::: INFORMATION SHOWN

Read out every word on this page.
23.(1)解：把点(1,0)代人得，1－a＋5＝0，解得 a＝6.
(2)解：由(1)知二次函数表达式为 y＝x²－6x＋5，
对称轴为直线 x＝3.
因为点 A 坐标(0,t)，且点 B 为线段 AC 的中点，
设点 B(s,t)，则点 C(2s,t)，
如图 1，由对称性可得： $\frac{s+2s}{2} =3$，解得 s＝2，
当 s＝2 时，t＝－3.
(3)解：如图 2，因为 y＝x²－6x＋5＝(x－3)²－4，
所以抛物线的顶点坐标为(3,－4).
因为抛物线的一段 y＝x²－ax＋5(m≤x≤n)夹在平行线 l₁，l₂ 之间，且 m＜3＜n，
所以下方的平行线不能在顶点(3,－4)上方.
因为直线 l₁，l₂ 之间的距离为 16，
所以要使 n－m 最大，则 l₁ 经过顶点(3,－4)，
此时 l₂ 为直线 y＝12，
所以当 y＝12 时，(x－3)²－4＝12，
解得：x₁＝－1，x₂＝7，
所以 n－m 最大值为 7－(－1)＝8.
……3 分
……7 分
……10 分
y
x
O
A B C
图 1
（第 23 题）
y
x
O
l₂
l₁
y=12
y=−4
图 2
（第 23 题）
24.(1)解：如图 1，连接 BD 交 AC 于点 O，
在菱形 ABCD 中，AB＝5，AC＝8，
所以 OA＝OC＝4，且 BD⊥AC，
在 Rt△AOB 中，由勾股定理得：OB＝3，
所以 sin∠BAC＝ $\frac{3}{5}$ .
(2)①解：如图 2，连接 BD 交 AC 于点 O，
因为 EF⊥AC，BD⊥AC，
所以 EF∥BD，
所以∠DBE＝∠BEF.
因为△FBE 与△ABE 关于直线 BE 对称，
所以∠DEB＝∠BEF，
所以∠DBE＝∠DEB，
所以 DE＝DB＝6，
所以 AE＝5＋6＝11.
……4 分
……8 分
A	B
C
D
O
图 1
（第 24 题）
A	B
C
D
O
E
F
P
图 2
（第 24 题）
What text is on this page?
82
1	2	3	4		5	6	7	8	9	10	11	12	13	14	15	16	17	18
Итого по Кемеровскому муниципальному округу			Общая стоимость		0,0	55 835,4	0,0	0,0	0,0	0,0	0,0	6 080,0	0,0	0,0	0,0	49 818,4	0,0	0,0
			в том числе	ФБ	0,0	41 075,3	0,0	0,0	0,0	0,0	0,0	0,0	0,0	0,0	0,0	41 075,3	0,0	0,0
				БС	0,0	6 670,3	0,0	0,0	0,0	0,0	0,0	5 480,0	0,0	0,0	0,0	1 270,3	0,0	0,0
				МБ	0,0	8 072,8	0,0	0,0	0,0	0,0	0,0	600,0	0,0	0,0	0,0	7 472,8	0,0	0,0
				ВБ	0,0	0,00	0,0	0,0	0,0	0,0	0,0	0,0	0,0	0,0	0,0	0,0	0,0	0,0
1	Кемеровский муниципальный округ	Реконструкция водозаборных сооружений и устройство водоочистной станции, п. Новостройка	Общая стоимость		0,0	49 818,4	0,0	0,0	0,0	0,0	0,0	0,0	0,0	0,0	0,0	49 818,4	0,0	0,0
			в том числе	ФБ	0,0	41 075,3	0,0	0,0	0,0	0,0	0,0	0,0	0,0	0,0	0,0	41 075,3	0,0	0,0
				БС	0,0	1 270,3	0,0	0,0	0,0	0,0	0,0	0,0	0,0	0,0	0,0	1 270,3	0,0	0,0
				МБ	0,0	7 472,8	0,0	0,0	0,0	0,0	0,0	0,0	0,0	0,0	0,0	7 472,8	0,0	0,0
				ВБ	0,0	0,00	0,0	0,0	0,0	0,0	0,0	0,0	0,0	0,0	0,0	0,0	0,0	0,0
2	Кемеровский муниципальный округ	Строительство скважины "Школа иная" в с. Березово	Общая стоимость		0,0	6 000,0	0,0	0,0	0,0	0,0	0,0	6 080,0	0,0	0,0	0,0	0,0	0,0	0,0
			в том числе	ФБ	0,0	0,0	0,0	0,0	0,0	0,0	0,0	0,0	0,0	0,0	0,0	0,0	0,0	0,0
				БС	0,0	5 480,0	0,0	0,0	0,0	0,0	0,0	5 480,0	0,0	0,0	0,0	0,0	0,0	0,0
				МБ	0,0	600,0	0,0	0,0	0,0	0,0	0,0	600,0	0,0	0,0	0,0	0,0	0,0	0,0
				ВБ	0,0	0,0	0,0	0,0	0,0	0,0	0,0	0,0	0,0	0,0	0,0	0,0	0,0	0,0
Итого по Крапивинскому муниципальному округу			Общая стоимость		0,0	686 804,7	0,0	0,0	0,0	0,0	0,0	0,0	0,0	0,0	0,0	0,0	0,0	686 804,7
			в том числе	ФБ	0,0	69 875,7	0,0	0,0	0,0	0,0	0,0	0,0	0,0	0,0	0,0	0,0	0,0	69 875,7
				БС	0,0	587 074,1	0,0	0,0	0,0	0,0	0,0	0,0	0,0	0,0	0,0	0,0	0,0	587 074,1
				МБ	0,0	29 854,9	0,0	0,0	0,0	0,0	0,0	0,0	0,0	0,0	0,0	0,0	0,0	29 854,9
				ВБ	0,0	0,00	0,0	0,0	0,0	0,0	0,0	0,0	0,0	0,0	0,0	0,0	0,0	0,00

::::::

WHAT IS REQUIRED
Output only the lines running from the line with "What text is on this page?" through the final line of the data, inclusive.

FULL SOLUTION
What text is on this page?
82
1	2	3	4		5	6	7	8	9	10	11	12	13	14	15	16	17	18
Итого по Кемеровскому муниципальному округу			Общая стоимость		0,0	55 835,4	0,0	0,0	0,0	0,0	0,0	6 080,0	0,0	0,0	0,0	49 818,4	0,0	0,0
			в том числе	ФБ	0,0	41 075,3	0,0	0,0	0,0	0,0	0,0	0,0	0,0	0,0	0,0	41 075,3	0,0	0,0
				БС	0,0	6 670,3	0,0	0,0	0,0	0,0	0,0	5 480,0	0,0	0,0	0,0	1 270,3	0,0	0,0
				МБ	0,0	8 072,8	0,0	0,0	0,0	0,0	0,0	600,0	0,0	0,0	0,0	7 472,8	0,0	0,0
				ВБ	0,0	0,00	0,0	0,0	0,0	0,0	0,0	0,0	0,0	0,0	0,0	0,0	0,0	0,0
1	Кемеровский муниципальный округ	Реконструкция водозаборных сооружений и устройство водоочистной станции, п. Новостройка	Общая стоимость		0,0	49 818,4	0,0	0,0	0,0	0,0	0,0	0,0	0,0	0,0	0,0	49 818,4	0,0	0,0
			в том числе	ФБ	0,0	41 075,3	0,0	0,0	0,0	0,0	0,0	0,0	0,0	0,0	0,0	41 075,3	0,0	0,0
				БС	0,0	1 270,3	0,0	0,0	0,0	0,0	0,0	0,0	0,0	0,0	0,0	1 270,3	0,0	0,0
				МБ	0,0	7 472,8	0,0	0,0	0,0	0,0	0,0	0,0	0,0	0,0	0,0	7 472,8	0,0	0,0
				ВБ	0,0	0,00	0,0	0,0	0,0	0,0	0,0	0,0	0,0	0,0	0,0	0,0	0,0	0,0
2	Кемеровский муниципальный округ	Строительство скважины "Школа иная" в с. Березово	Общая стоимость		0,0	6 000,0	0,0	0,0	0,0	0,0	0,0	6 080,0	0,0	0,0	0,0	0,0	0,0	0,0
			в том числе	ФБ	0,0	0,0	0,0	0,0	0,0	0,0	0,0	0,0	0,0	0,0	0,0	0,0	0,0	0,0
				БС	0,0	5 480,0	0,0	0,0	0,0	0,0	0,0	5 480,0	0,0	0,0	0,0	0,0	0,0	0,0
				МБ	0,0	600,0	0,0	0,0	0,0	0,0	0,0	600,0	0,0	0,0	0,0	0,0	0,0	0,0
				ВБ	0,0	0,0	0,0	0,0	0,0	0,0	0,0	0,0	0,0	0,0	0,0	0,0	0,0	0,0
Итого по Крапивинскому муниципальному округу			Общая стоимость		0,0	686 804,7	0,0	0,0	0,0	0,0	0,0	0,0	0,0	0,0	0,0	0,0	0,0	686 804,7
			в том числе	ФБ	0,0	69 875,7	0,0	0,0	0,0	0,0	0,0	0,0	0,0	0,0	0,0	0,0	0,0	69 875,7
				БС	0,0	587 074,1	0,0	0,0	0,0	0,0	0,0	0,0	0,0	0,0	0,0	0,0	0,0	587 074,1
				МБ	0,0	29 854,9	0,0	0,0	0,0	0,0	0,0	0,0	0,0	0,0	0,0	0,0	0,0	29 854,9
				ВБ	0,0	0,00	0,0	0,0	0,0	0,0	0,0	0,0	0,0	0,0	0,0	0,0	0,0	0,00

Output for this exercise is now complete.